Material supplied:
*****

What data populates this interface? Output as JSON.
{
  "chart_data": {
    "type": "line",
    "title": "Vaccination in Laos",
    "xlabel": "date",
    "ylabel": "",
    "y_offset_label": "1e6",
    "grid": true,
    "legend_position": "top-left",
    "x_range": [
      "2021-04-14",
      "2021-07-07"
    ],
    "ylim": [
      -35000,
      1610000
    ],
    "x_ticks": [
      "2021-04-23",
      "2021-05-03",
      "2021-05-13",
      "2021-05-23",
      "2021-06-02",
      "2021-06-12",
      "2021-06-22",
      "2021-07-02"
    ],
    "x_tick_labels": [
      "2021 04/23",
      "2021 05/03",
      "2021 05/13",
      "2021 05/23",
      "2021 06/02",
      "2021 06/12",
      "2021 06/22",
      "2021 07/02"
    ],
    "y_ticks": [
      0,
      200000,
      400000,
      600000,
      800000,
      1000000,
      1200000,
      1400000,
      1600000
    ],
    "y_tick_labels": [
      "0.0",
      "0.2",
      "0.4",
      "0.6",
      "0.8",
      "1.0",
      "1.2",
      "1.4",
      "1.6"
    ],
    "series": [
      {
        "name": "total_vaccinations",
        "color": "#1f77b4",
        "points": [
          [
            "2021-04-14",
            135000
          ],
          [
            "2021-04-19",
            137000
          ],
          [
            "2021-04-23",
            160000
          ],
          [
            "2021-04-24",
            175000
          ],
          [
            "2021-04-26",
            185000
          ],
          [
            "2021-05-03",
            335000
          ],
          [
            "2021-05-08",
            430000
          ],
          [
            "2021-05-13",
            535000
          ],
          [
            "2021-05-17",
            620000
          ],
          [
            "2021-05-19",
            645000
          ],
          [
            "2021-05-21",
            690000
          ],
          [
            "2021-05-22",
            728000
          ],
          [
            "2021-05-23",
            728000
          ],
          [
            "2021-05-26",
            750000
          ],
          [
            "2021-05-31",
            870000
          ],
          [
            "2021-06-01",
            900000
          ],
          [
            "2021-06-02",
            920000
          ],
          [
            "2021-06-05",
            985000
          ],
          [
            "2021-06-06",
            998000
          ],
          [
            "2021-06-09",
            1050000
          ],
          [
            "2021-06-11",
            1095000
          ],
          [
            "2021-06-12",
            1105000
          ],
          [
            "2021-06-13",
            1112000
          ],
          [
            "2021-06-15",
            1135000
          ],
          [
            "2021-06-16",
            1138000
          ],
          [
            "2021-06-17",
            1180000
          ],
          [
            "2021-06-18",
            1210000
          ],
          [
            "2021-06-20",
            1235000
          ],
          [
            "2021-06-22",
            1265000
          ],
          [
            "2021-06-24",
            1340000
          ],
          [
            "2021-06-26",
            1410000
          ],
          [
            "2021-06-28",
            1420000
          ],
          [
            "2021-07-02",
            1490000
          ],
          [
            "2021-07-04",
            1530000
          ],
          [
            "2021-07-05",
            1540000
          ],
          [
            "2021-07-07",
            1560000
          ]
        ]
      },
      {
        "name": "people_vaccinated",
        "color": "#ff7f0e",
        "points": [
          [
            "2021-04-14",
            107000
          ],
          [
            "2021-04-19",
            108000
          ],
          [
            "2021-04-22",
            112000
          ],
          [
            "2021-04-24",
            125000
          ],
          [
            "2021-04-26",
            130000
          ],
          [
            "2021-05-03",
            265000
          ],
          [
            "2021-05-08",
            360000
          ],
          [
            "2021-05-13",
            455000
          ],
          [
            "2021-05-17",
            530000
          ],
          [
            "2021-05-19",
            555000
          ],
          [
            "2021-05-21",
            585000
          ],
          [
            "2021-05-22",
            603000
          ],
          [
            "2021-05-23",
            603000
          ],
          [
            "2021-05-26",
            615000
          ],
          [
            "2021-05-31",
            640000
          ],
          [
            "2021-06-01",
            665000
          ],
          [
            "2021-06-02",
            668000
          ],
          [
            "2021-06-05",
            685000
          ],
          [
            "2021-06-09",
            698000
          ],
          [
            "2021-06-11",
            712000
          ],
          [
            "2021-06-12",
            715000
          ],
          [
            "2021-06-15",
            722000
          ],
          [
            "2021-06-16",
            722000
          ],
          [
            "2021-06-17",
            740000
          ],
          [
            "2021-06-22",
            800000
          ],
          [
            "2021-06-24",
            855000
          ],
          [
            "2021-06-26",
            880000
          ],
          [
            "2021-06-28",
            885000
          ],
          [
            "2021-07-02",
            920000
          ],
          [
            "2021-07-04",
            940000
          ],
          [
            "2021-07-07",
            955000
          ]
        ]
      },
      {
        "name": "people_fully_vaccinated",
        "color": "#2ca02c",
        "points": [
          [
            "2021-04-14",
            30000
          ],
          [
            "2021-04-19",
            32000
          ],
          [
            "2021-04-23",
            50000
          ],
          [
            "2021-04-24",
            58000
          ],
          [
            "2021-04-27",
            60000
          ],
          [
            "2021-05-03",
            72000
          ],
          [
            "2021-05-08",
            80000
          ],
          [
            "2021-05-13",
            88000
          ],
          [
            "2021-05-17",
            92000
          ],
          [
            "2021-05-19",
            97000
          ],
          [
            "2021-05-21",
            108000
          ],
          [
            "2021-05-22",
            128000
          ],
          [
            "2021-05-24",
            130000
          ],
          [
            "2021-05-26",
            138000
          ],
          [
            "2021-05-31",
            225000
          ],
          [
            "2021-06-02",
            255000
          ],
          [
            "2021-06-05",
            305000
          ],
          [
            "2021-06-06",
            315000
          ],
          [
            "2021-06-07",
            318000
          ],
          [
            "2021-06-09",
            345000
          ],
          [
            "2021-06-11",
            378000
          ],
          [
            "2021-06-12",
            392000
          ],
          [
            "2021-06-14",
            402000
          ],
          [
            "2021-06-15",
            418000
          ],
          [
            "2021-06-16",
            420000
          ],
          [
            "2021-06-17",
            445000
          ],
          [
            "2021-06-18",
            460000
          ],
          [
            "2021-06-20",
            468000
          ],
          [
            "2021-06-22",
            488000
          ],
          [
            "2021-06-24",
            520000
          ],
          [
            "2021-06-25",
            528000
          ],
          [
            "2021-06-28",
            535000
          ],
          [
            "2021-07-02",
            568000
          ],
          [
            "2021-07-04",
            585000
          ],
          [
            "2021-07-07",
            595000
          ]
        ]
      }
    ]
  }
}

*****

Aim: Go through the records above, find every line with the word "color", and list those lines.

Reply to the task:
        "color": "#1f77b4",
        "color": "#ff7f0e",
        "color": "#2ca02c",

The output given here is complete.